→ Written request
Copy each line that has the string "h₂k₂l₂" somewhere in it.

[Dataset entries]
+++

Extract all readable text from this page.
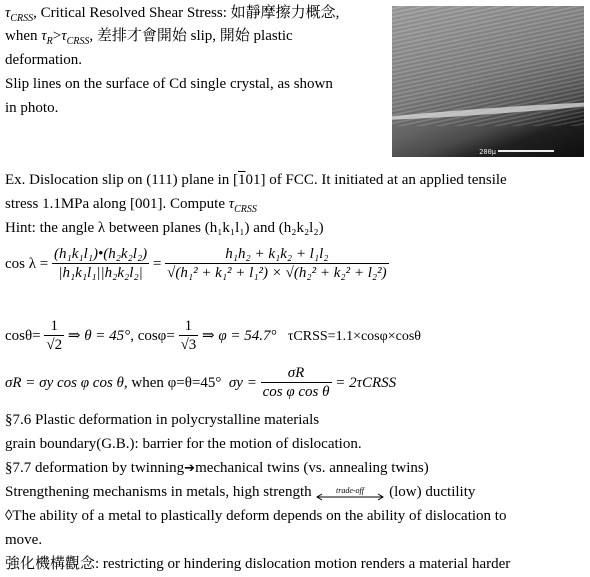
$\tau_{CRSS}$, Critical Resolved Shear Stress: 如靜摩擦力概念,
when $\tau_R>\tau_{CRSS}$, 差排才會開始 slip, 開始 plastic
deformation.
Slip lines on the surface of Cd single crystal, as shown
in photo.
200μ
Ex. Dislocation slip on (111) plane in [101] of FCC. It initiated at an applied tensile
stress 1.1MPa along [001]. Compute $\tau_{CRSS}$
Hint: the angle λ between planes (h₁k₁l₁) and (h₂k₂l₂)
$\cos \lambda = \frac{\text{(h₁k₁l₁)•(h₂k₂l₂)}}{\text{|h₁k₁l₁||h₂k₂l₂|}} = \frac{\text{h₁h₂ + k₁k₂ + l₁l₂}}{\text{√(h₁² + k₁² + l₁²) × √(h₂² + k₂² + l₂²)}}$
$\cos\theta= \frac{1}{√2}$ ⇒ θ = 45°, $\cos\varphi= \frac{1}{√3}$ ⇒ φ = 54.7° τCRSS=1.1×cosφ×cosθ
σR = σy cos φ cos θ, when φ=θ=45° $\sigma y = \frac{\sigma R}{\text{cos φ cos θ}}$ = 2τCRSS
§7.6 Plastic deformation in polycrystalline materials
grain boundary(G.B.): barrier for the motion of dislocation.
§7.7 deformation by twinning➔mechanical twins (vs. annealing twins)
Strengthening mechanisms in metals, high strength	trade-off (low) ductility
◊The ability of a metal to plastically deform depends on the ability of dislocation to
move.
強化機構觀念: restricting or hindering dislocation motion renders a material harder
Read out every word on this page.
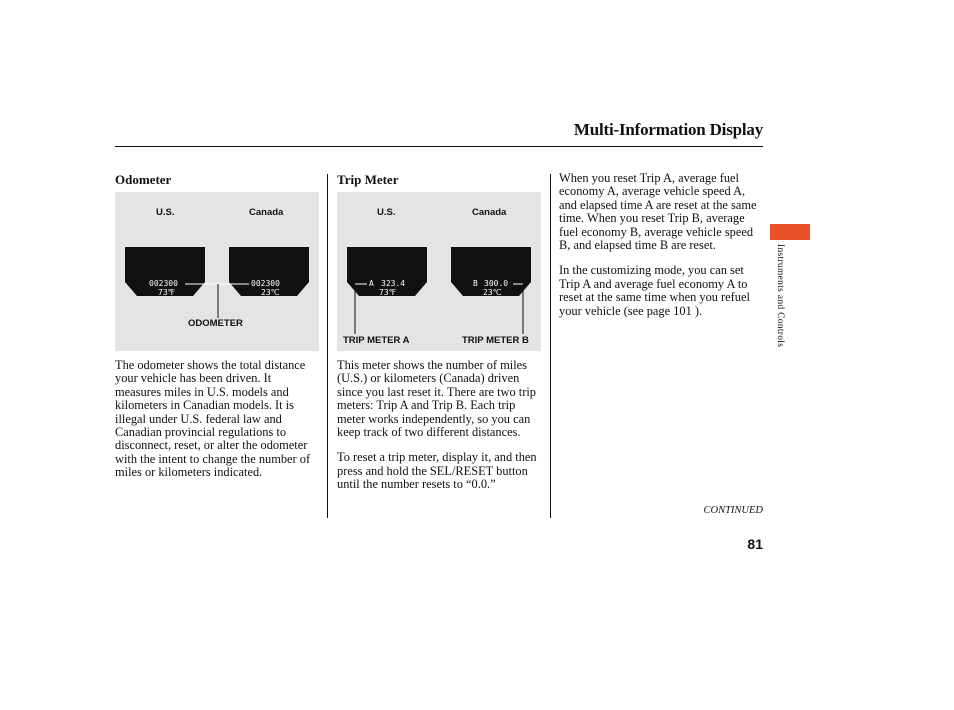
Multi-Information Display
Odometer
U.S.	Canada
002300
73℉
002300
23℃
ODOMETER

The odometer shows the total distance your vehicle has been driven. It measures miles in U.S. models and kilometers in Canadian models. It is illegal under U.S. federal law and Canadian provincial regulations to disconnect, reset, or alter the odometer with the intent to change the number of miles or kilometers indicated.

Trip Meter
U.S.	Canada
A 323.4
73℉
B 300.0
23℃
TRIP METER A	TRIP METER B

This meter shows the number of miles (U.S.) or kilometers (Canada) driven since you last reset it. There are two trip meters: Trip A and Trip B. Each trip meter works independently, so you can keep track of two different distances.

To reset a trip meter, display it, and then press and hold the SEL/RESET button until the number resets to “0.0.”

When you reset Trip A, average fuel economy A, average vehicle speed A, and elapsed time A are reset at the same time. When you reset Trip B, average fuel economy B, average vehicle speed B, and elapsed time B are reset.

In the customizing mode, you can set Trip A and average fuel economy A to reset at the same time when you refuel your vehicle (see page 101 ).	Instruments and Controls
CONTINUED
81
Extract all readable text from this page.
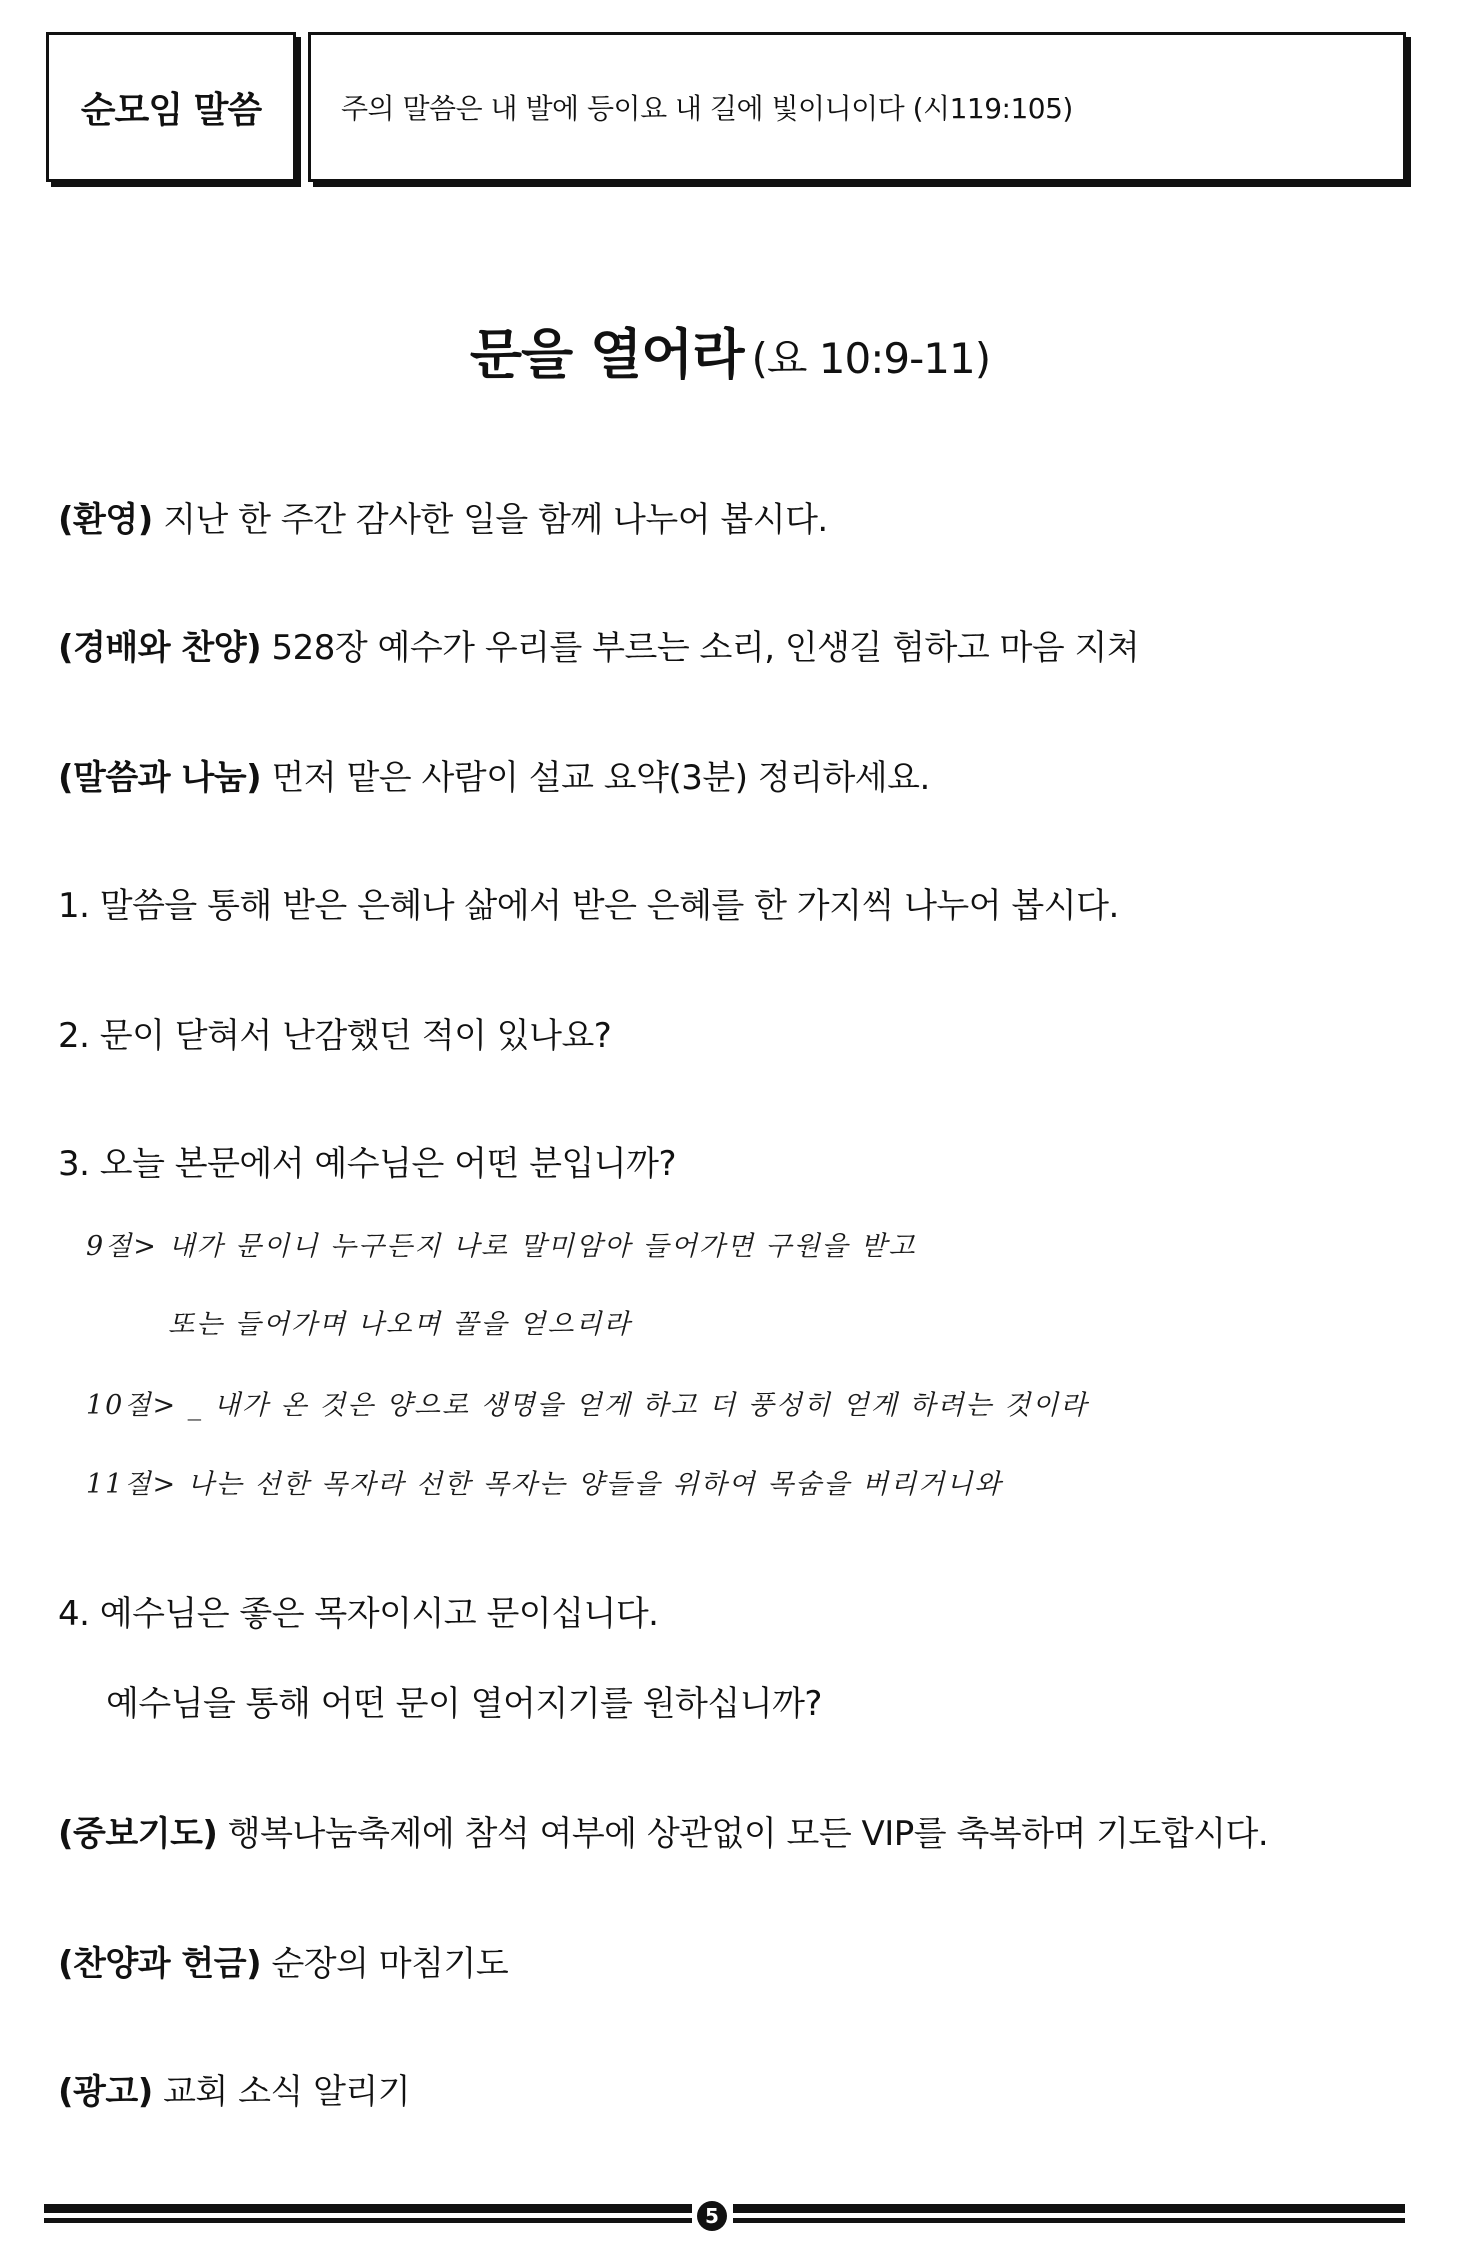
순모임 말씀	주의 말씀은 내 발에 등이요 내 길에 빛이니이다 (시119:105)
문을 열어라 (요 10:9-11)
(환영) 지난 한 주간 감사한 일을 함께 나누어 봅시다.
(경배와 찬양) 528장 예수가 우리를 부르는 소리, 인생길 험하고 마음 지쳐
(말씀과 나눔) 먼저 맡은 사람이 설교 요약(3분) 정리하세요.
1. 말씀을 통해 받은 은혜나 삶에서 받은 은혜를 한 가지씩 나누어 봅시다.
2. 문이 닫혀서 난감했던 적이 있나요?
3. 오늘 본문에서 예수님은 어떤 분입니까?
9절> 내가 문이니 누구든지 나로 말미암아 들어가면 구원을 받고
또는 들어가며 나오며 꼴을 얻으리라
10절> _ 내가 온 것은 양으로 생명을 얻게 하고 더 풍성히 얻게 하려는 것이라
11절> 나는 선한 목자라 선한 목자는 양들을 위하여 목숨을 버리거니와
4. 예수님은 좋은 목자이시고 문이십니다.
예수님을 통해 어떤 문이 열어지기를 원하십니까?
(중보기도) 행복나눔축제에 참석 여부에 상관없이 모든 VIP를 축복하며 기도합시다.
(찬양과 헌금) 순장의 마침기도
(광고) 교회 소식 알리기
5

+++

→ The completed task
Hint: the angle λ between planes (h₁k₁l₁) and (h₂k₂l₂)
$\cos \lambda = \frac{\text{(h₁k₁l₁)•(h₂k₂l₂)}}{\text{|h₁k₁l₁||h₂k₂l₂|}} = \frac{\text{h₁h₂ + k₁k₂ + l₁l₂}}{\text{√(h₁² + k₁² + l₁²) × √(h₂² + k₂² + l₂²)}}$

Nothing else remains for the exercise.